**** ENTRIES ****

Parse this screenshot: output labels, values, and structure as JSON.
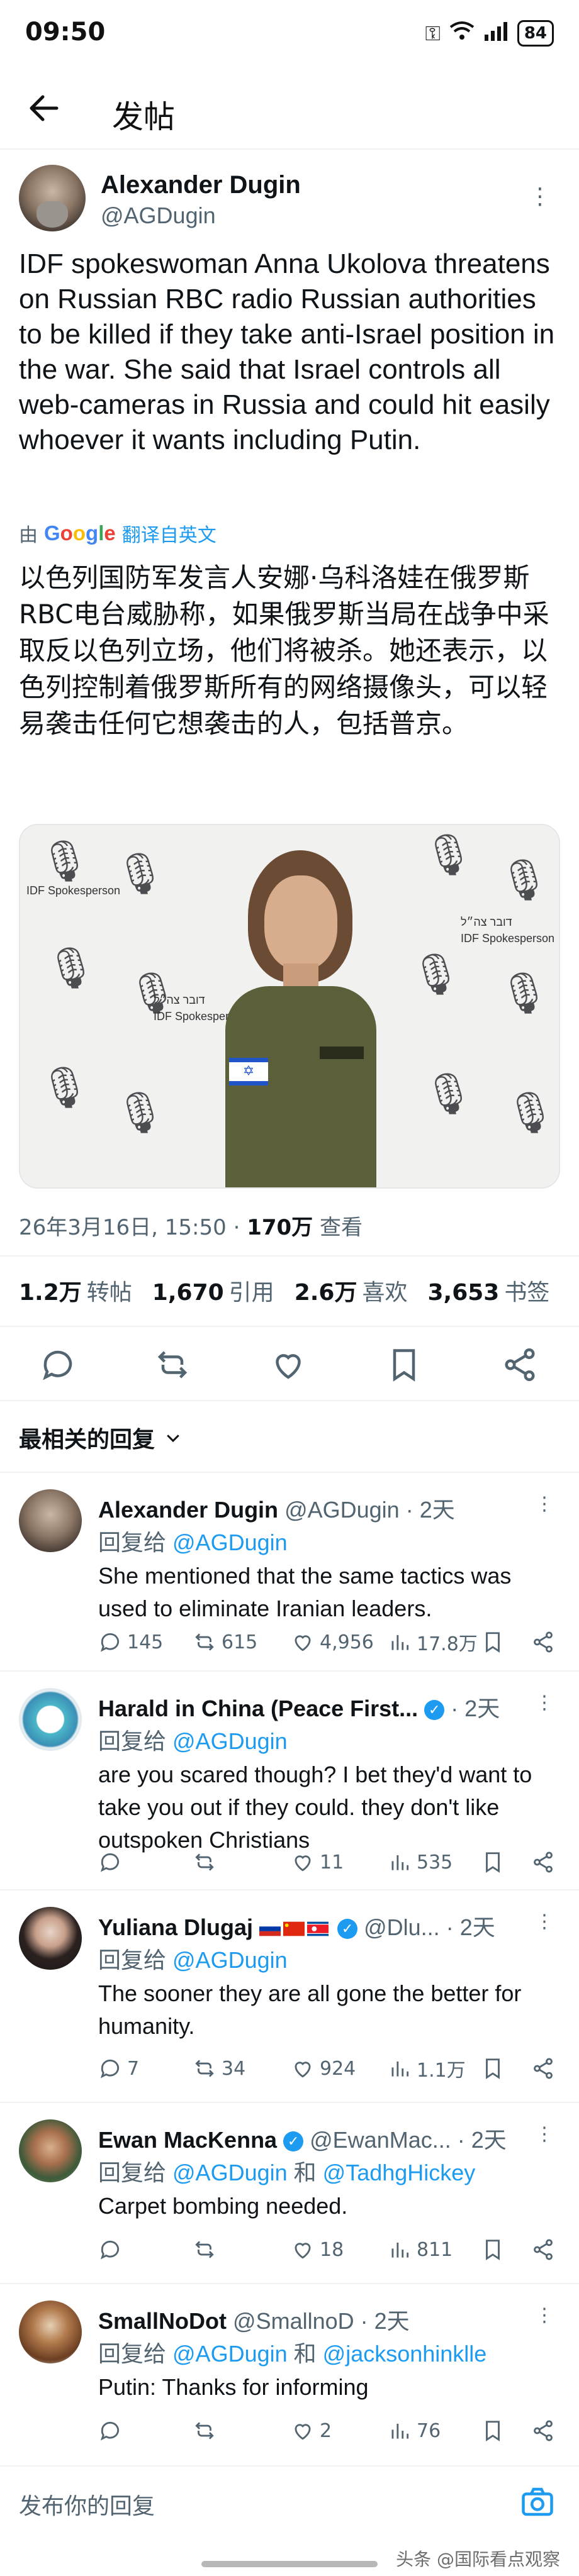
{
  "status_bar": {
    "time": "09:50",
    "icons": [
      "key-icon",
      "wifi-icon",
      "signal-icon",
      "hd-icon"
    ],
    "battery": "84"
  },
  "nav": {
    "title": "发帖"
  },
  "tweet": {
    "author_name": "Alexander Dugin",
    "author_handle": "@AGDugin",
    "text": "IDF spokeswoman Anna Ukolova threatens on Russian RBC radio Russian authorities to be killed if they take anti-Israel position in the war. She said that Israel controls all web-cameras in Russia and could hit easily whoever  it wants including Putin.",
    "translate_by": "由",
    "translate_label": "翻译自英文",
    "translated_text": "以色列国防军发言人安娜·乌科洛娃在俄罗斯RBC电台威胁称，如果俄罗斯当局在战争中采取反以色列立场，他们将被杀。她还表示，以色列控制着俄罗斯所有的网络摄像头，可以轻易袭击任何它想袭击的人，包括普京。",
    "media_texts": [
      "IDF Spokesperson",
      "דובר צה״ל"
    ],
    "timestamp": "26年3月16日, 15:50 · ",
    "views_count": "170万",
    "views_label": " 查看"
  },
  "stats": [
    {
      "num": "1.2万",
      "label": "转帖"
    },
    {
      "num": "1,670",
      "label": "引用"
    },
    {
      "num": "2.6万",
      "label": "喜欢"
    },
    {
      "num": "3,653",
      "label": "书签"
    }
  ],
  "actions": [
    "reply-icon",
    "retweet-icon",
    "like-icon",
    "bookmark-icon",
    "share-icon"
  ],
  "sort": {
    "label": "最相关的回复"
  },
  "replies": [
    {
      "name": "Alexander Dugin",
      "handle": "@AGDugin",
      "time": "· 2天",
      "reply_prefix": "回复给 ",
      "mention": "@AGDugin",
      "text": "She mentioned that the same tactics was used to eliminate Iranian leaders.",
      "stats": {
        "reply": "145",
        "retweet": "615",
        "like": "4,956",
        "views": "17.8万"
      }
    },
    {
      "name": "Harald in China (Peace First...",
      "handle": "",
      "time": "· 2天",
      "reply_prefix": "回复给 ",
      "mention": "@AGDugin",
      "text": "are you scared though? I bet they'd want to take you out if they could. they don't like outspoken Christians",
      "stats": {
        "reply": "",
        "retweet": "",
        "like": "11",
        "views": "535"
      }
    },
    {
      "name": "Yuliana Dlugaj",
      "handle": "@Dlu...",
      "time": "· 2天",
      "reply_prefix": "回复给 ",
      "mention": "@AGDugin",
      "text": "The sooner they are all gone the better for humanity.",
      "stats": {
        "reply": "7",
        "retweet": "34",
        "like": "924",
        "views": "1.1万"
      }
    },
    {
      "name": "Ewan MacKenna",
      "handle": "@EwanMac...",
      "time": "· 2天",
      "reply_prefix": "回复给 ",
      "mention": "@AGDugin",
      "and": " 和 ",
      "mention2": "@TadhgHickey",
      "text": "Carpet bombing needed.",
      "stats": {
        "reply": "",
        "retweet": "",
        "like": "18",
        "views": "811"
      }
    },
    {
      "name": "SmallNoDot",
      "handle": "@SmallnoD",
      "time": "· 2天",
      "reply_prefix": "回复给 ",
      "mention": "@AGDugin",
      "and": " 和 ",
      "mention2": "@jacksonhinklle",
      "text": "Putin: Thanks for informing",
      "stats": {
        "reply": "",
        "retweet": "",
        "like": "2",
        "views": "76"
      }
    }
  ],
  "compose": {
    "placeholder": "发布你的回复"
  },
  "watermark": "头条 @国际看点观察"
}
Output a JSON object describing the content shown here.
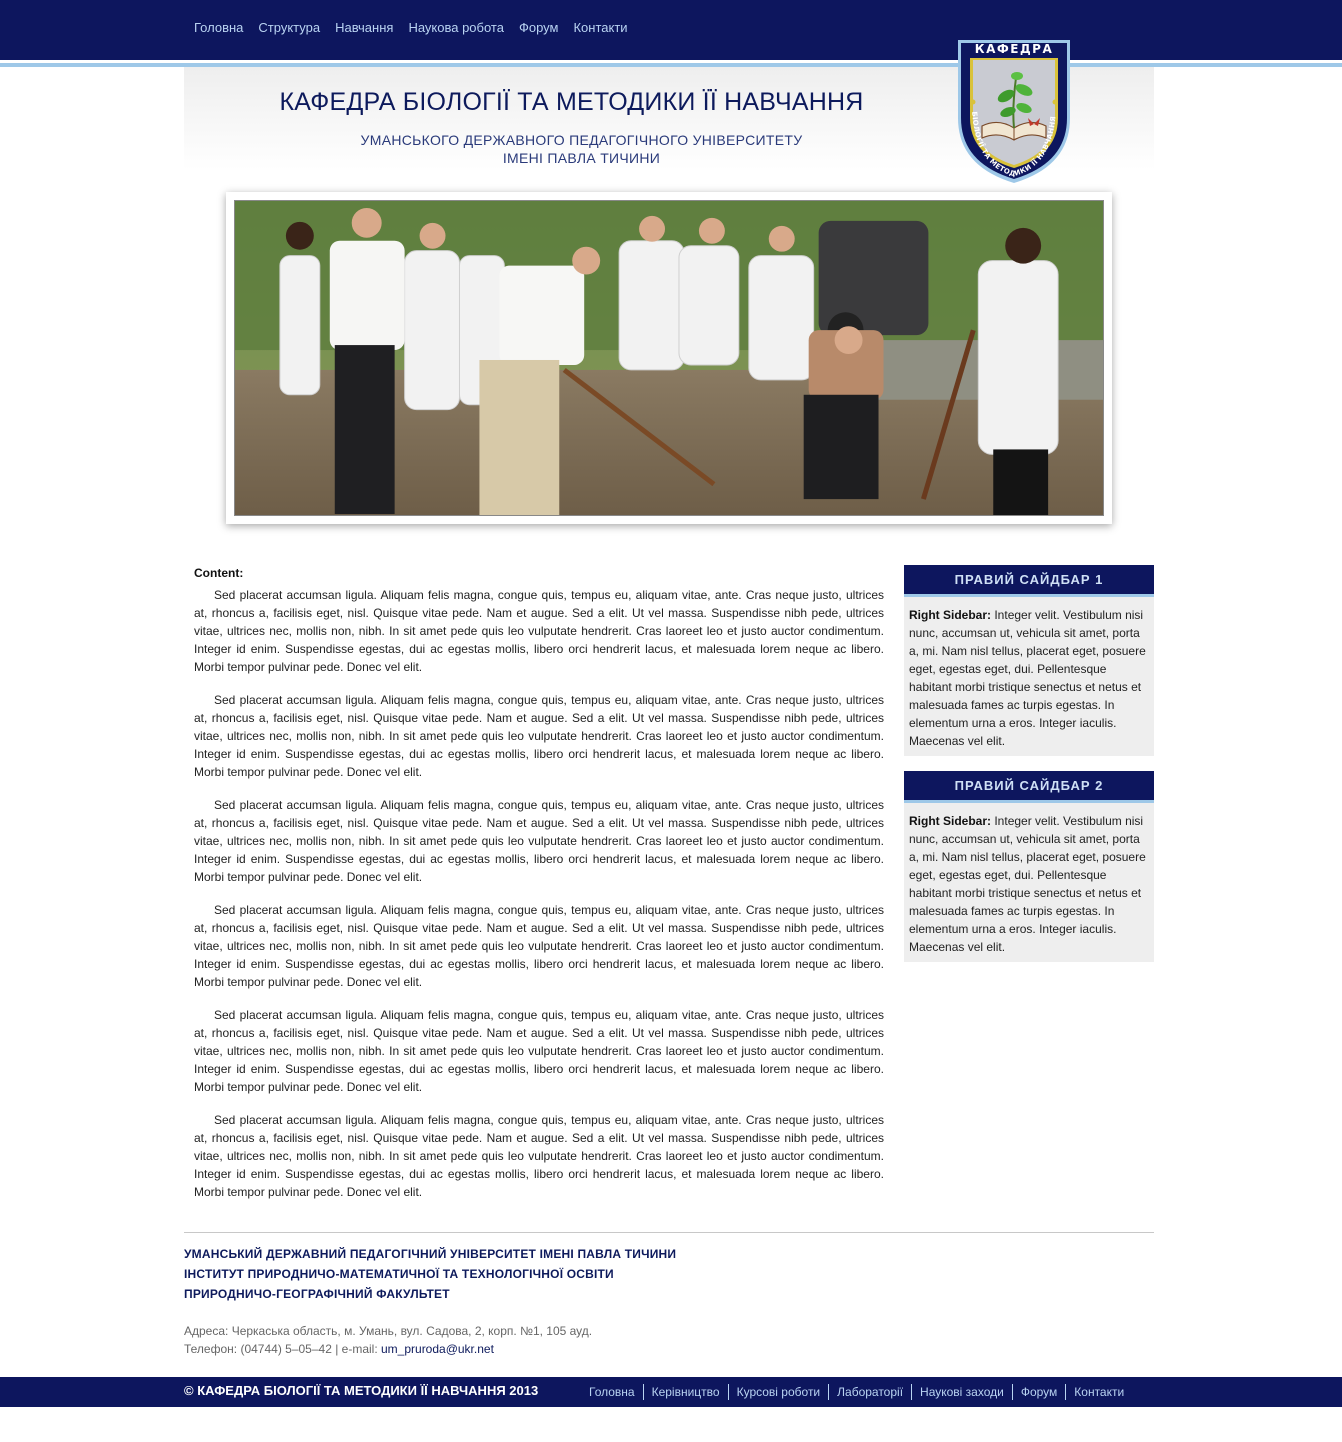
{
  "top_nav": [
    "Головна",
    "Структура",
    "Навчання",
    "Наукова робота",
    "Форум",
    "Контакти"
  ],
  "header": {
    "title": "КАФЕДРА БІОЛОГІЇ ТА МЕТОДИКИ ЇЇ НАВЧАННЯ",
    "subtitle_line1": "УМАНСЬКОГО ДЕРЖАВНОГО ПЕДАГОГІЧНОГО УНІВЕРСИТЕТУ",
    "subtitle_line2": "ІМЕНІ ПАВЛА ТИЧИНИ",
    "emblem_top": "КАФЕДРА",
    "emblem_ring": "БІОЛОГІЇ ТА МЕТОДИКИ ЇЇ НАВЧАННЯ"
  },
  "content": {
    "label": "Content:",
    "paragraphs": [
      "Sed placerat accumsan ligula. Aliquam felis magna, congue quis, tempus eu, aliquam vitae, ante. Cras neque justo, ultrices at, rhoncus a, facilisis eget, nisl. Quisque vitae pede. Nam et augue. Sed a elit. Ut vel massa. Suspendisse nibh pede, ultrices vitae, ultrices nec, mollis non, nibh. In sit amet pede quis leo vulputate hendrerit. Cras laoreet leo et justo auctor condimentum. Integer id enim. Suspendisse egestas, dui ac egestas mollis, libero orci hendrerit lacus, et malesuada lorem neque ac libero. Morbi tempor pulvinar pede. Donec vel elit.",
      "Sed placerat accumsan ligula. Aliquam felis magna, congue quis, tempus eu, aliquam vitae, ante. Cras neque justo, ultrices at, rhoncus a, facilisis eget, nisl. Quisque vitae pede. Nam et augue. Sed a elit. Ut vel massa. Suspendisse nibh pede, ultrices vitae, ultrices nec, mollis non, nibh. In sit amet pede quis leo vulputate hendrerit. Cras laoreet leo et justo auctor condimentum. Integer id enim. Suspendisse egestas, dui ac egestas mollis, libero orci hendrerit lacus, et malesuada lorem neque ac libero. Morbi tempor pulvinar pede. Donec vel elit.",
      "Sed placerat accumsan ligula. Aliquam felis magna, congue quis, tempus eu, aliquam vitae, ante. Cras neque justo, ultrices at, rhoncus a, facilisis eget, nisl. Quisque vitae pede. Nam et augue. Sed a elit. Ut vel massa. Suspendisse nibh pede, ultrices vitae, ultrices nec, mollis non, nibh. In sit amet pede quis leo vulputate hendrerit. Cras laoreet leo et justo auctor condimentum. Integer id enim. Suspendisse egestas, dui ac egestas mollis, libero orci hendrerit lacus, et malesuada lorem neque ac libero. Morbi tempor pulvinar pede. Donec vel elit.",
      "Sed placerat accumsan ligula. Aliquam felis magna, congue quis, tempus eu, aliquam vitae, ante. Cras neque justo, ultrices at, rhoncus a, facilisis eget, nisl. Quisque vitae pede. Nam et augue. Sed a elit. Ut vel massa. Suspendisse nibh pede, ultrices vitae, ultrices nec, mollis non, nibh. In sit amet pede quis leo vulputate hendrerit. Cras laoreet leo et justo auctor condimentum. Integer id enim. Suspendisse egestas, dui ac egestas mollis, libero orci hendrerit lacus, et malesuada lorem neque ac libero. Morbi tempor pulvinar pede. Donec vel elit.",
      "Sed placerat accumsan ligula. Aliquam felis magna, congue quis, tempus eu, aliquam vitae, ante. Cras neque justo, ultrices at, rhoncus a, facilisis eget, nisl. Quisque vitae pede. Nam et augue. Sed a elit. Ut vel massa. Suspendisse nibh pede, ultrices vitae, ultrices nec, mollis non, nibh. In sit amet pede quis leo vulputate hendrerit. Cras laoreet leo et justo auctor condimentum. Integer id enim. Suspendisse egestas, dui ac egestas mollis, libero orci hendrerit lacus, et malesuada lorem neque ac libero. Morbi tempor pulvinar pede. Donec vel elit.",
      "Sed placerat accumsan ligula. Aliquam felis magna, congue quis, tempus eu, aliquam vitae, ante. Cras neque justo, ultrices at, rhoncus a, facilisis eget, nisl. Quisque vitae pede. Nam et augue. Sed a elit. Ut vel massa. Suspendisse nibh pede, ultrices vitae, ultrices nec, mollis non, nibh. In sit amet pede quis leo vulputate hendrerit. Cras laoreet leo et justo auctor condimentum. Integer id enim. Suspendisse egestas, dui ac egestas mollis, libero orci hendrerit lacus, et malesuada lorem neque ac libero. Morbi tempor pulvinar pede. Donec vel elit."
    ]
  },
  "sidebar": [
    {
      "title": "ПРАВИЙ САЙДБАР 1",
      "label": "Right Sidebar:",
      "text": " Integer velit. Vestibulum nisi nunc, accumsan ut, vehicula sit amet, porta a, mi. Nam nisl tellus, placerat eget, posuere eget, egestas eget, dui. Pellentesque habitant morbi tristique senectus et netus et malesuada fames ac turpis egestas. In elementum urna a eros. Integer iaculis. Maecenas vel elit."
    },
    {
      "title": "ПРАВИЙ САЙДБАР 2",
      "label": "Right Sidebar:",
      "text": " Integer velit. Vestibulum nisi nunc, accumsan ut, vehicula sit amet, porta a, mi. Nam nisl tellus, placerat eget, posuere eget, egestas eget, dui. Pellentesque habitant morbi tristique senectus et netus et malesuada fames ac turpis egestas. In elementum urna a eros. Integer iaculis. Maecenas vel elit."
    }
  ],
  "footer": {
    "org_lines": [
      "УМАНСЬКИЙ ДЕРЖАВНИЙ ПЕДАГОГІЧНИЙ УНІВЕРСИТЕТ ІМЕНІ ПАВЛА ТИЧИНИ",
      "ІНСТИТУТ ПРИРОДНИЧО-МАТЕМАТИЧНОЇ ТА ТЕХНОЛОГІЧНОЇ ОСВІТИ",
      "ПРИРОДНИЧО-ГЕОГРАФІЧНИЙ ФАКУЛЬТЕТ"
    ],
    "address": "Адреса: Черкаська область, м. Умань, вул. Садова, 2, корп. №1, 105 ауд.",
    "phone_prefix": "Телефон: (04744) 5–05–42 | e-mail: ",
    "email": "um_pruroda@ukr.net",
    "copyright": "© КАФЕДРА БІОЛОГІЇ ТА МЕТОДИКИ ЇЇ НАВЧАННЯ 2013",
    "bottom_nav": [
      "Головна",
      "Керівництво",
      "Курсові роботи",
      "Лабораторії",
      "Наукові заходи",
      "Форум",
      "Контакти"
    ]
  },
  "colors": {
    "navy": "#0d165e",
    "light_blue": "#9ec8e8",
    "nav_link": "#b9d3f2",
    "sidebar_bg": "#eeeeee"
  }
}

****

*WRITTEN PROBLEM:* Select every line above that contains the word "JSON", and copy it.

*SOLUTION TO THIS TASK:*
Parse this screenshot: output labels, values, and structure as JSON.
Output a JSON object describing the content shown here.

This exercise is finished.